__EXERCISE TASK__:
Pick out each line containing the string "Клиенты" and copy it.

═══

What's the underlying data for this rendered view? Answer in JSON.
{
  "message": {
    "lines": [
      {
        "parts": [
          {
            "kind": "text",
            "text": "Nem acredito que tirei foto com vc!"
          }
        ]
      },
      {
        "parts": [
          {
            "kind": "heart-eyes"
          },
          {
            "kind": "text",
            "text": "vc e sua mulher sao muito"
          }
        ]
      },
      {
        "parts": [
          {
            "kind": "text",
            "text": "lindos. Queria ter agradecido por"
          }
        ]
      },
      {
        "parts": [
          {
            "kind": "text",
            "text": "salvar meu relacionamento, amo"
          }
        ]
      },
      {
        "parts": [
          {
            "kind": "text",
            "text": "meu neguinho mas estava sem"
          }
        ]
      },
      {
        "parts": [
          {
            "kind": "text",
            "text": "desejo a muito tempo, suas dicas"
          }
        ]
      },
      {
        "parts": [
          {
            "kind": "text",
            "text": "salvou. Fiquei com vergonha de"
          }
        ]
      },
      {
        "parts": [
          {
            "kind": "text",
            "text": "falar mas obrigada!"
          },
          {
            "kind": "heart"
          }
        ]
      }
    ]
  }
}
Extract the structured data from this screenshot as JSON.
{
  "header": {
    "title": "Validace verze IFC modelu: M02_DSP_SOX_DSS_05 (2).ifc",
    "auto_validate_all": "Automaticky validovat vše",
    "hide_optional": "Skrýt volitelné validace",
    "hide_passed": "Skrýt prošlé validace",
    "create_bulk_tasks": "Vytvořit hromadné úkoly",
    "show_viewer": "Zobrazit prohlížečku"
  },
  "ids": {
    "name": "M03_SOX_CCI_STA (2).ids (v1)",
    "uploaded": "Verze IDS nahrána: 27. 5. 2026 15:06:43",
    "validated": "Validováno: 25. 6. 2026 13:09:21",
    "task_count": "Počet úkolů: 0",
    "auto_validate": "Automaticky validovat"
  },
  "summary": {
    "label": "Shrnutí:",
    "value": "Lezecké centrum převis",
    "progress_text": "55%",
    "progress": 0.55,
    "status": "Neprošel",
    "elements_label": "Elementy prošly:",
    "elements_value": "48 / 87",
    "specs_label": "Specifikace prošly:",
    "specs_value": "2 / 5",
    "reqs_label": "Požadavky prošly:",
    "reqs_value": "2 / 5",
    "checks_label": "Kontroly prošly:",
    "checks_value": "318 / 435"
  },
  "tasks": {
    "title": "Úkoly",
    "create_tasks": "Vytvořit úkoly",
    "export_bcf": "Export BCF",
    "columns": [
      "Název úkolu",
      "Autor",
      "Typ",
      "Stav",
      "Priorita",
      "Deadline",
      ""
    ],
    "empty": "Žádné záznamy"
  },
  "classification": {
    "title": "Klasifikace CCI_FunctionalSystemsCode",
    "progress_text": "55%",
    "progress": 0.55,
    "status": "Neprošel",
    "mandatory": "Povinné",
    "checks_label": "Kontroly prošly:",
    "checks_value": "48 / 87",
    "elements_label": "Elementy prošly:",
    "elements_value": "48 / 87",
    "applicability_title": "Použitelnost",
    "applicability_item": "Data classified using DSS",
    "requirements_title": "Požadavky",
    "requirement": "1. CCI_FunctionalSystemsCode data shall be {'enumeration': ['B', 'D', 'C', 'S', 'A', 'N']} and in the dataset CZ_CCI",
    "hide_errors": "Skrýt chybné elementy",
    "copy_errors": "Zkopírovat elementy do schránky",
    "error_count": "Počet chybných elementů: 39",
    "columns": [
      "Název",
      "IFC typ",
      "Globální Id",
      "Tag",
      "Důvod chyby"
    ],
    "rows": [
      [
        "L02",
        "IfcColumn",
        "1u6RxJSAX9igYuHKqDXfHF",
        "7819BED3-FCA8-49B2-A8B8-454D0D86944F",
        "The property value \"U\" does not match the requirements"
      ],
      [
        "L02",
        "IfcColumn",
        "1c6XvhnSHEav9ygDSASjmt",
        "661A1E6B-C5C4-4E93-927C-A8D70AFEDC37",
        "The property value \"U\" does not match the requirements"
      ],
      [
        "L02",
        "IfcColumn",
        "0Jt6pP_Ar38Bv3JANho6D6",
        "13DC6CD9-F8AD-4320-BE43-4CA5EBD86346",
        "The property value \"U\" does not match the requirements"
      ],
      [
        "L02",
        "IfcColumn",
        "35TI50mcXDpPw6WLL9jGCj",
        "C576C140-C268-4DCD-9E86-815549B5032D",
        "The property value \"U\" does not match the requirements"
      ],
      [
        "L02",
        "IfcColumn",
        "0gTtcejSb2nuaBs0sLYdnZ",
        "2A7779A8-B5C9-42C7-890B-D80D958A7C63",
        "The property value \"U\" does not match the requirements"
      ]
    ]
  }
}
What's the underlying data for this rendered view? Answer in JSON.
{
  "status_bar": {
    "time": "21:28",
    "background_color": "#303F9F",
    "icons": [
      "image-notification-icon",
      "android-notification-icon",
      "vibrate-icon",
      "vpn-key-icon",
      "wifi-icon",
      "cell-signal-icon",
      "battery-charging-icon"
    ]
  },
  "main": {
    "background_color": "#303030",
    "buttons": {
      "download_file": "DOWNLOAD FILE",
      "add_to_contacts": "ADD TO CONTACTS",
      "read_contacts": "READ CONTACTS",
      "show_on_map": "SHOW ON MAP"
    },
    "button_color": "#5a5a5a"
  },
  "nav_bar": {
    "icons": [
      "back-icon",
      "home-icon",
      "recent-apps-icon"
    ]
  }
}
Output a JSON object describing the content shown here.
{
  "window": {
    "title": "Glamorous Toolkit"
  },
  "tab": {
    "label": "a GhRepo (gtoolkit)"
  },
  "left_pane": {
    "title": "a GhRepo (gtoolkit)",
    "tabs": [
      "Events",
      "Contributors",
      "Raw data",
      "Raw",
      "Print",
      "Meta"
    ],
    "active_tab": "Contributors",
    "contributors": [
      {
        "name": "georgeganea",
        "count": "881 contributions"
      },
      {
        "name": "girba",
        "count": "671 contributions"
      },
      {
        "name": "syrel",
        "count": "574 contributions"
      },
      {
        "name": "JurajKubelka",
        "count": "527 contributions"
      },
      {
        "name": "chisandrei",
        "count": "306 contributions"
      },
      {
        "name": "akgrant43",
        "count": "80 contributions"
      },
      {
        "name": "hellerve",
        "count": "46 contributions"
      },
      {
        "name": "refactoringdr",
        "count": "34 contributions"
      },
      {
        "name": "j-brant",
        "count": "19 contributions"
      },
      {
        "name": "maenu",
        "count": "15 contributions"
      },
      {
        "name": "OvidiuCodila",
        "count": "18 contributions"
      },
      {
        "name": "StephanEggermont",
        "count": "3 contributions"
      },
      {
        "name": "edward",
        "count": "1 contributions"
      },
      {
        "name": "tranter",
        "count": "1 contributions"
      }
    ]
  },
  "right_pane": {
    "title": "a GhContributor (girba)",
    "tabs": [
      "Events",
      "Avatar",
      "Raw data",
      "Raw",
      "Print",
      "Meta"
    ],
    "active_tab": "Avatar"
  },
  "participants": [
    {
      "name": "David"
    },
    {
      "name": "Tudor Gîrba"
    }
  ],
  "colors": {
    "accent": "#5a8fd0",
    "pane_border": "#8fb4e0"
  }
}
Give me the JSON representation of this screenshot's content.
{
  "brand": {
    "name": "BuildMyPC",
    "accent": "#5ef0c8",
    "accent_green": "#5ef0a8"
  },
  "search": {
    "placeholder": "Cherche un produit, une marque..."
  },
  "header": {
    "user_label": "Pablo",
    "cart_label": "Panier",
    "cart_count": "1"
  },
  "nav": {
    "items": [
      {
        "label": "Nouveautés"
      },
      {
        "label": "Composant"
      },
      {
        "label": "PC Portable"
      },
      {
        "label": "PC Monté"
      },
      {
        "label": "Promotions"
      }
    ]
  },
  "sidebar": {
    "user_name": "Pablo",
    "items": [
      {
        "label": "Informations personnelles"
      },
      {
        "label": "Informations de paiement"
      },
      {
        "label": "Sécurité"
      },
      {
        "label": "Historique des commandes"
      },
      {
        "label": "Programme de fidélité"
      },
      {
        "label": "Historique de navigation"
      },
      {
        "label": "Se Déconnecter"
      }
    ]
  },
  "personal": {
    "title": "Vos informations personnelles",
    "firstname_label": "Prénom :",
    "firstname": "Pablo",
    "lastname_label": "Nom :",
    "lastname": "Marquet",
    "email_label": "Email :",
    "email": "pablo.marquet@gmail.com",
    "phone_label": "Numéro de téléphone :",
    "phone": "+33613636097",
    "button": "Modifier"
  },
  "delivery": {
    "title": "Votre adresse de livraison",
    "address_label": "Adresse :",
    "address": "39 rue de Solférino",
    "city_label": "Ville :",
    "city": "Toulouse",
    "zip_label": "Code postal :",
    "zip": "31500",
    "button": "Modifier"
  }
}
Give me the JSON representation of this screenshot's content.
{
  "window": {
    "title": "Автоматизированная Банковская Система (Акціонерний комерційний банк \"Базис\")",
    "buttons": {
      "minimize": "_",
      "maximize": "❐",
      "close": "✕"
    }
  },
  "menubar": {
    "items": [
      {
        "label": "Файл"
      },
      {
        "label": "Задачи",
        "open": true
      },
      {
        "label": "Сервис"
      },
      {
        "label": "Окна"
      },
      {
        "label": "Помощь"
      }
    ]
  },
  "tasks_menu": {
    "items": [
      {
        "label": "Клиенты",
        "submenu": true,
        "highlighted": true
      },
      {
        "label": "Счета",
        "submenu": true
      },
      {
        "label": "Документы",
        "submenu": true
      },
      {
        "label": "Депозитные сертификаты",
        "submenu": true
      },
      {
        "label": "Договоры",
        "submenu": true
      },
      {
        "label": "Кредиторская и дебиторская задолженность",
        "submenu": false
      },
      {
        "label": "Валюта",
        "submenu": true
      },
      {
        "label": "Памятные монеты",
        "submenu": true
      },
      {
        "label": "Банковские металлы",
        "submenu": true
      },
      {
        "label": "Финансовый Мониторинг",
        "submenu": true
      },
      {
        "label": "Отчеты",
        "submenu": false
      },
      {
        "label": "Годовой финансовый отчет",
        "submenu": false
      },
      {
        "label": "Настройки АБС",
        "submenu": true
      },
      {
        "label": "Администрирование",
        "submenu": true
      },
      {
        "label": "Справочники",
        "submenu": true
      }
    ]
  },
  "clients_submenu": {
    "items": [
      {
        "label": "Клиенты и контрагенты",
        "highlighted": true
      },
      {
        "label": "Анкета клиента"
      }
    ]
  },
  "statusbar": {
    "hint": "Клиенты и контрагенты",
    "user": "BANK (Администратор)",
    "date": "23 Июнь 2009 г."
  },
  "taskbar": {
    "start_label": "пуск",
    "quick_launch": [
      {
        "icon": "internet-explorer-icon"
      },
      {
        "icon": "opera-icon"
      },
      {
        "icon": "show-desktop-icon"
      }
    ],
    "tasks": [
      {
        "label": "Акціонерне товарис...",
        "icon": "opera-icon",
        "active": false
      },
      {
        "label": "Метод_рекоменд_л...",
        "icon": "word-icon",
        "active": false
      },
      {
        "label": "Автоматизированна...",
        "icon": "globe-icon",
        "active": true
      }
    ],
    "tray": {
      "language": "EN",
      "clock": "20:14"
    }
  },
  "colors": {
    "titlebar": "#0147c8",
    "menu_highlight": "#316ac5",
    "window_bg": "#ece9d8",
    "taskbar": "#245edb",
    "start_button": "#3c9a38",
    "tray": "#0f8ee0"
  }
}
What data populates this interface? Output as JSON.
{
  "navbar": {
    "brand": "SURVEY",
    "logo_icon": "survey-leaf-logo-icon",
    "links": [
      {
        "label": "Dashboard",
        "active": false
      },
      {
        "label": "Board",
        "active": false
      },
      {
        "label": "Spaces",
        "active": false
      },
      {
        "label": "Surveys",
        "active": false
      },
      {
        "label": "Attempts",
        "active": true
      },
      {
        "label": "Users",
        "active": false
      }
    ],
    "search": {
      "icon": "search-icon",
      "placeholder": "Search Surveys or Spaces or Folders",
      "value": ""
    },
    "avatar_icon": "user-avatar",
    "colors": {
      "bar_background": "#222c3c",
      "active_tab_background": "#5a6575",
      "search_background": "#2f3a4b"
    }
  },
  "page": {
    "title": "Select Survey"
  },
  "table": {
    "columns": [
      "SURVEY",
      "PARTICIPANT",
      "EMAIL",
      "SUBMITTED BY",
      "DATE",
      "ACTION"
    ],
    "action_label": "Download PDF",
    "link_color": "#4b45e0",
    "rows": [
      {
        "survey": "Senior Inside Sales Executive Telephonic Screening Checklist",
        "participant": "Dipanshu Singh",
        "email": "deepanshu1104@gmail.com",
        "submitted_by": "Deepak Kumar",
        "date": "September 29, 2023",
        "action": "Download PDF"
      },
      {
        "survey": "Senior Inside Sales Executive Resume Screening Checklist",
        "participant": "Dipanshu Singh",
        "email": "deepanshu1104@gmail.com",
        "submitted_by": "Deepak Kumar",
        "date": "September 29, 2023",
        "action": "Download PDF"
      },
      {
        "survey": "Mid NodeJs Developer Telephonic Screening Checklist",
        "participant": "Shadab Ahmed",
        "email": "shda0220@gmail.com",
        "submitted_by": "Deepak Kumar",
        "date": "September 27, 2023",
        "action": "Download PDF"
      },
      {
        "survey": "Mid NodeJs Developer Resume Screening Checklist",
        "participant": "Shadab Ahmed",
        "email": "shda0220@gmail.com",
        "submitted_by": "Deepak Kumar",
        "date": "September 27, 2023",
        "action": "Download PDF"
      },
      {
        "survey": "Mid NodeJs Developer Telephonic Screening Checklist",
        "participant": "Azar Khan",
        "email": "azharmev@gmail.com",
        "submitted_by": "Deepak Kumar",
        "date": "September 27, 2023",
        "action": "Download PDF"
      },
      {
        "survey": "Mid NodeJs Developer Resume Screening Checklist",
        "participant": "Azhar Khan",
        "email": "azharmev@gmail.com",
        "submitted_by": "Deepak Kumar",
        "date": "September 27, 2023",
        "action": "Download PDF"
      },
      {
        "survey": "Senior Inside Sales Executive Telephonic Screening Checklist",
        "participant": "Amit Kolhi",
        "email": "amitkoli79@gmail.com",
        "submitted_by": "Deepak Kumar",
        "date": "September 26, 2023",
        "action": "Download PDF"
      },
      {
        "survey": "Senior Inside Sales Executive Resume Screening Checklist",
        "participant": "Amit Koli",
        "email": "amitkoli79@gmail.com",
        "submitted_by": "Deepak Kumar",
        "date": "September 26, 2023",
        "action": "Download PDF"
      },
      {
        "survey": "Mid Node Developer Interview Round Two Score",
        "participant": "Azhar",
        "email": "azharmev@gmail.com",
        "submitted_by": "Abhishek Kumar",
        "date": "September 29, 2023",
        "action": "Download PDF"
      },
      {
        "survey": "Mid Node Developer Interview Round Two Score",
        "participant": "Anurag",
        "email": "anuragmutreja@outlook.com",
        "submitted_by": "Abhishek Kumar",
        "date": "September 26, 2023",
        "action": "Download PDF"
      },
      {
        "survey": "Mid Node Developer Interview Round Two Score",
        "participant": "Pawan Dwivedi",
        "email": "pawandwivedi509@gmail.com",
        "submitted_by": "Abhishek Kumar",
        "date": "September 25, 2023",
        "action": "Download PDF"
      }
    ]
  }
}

═══

__RESPONSE BELOW__:
        "label": "Клиенты",
        "label": "Клиенты и контрагенты",
    "hint": "Клиенты и контрагенты",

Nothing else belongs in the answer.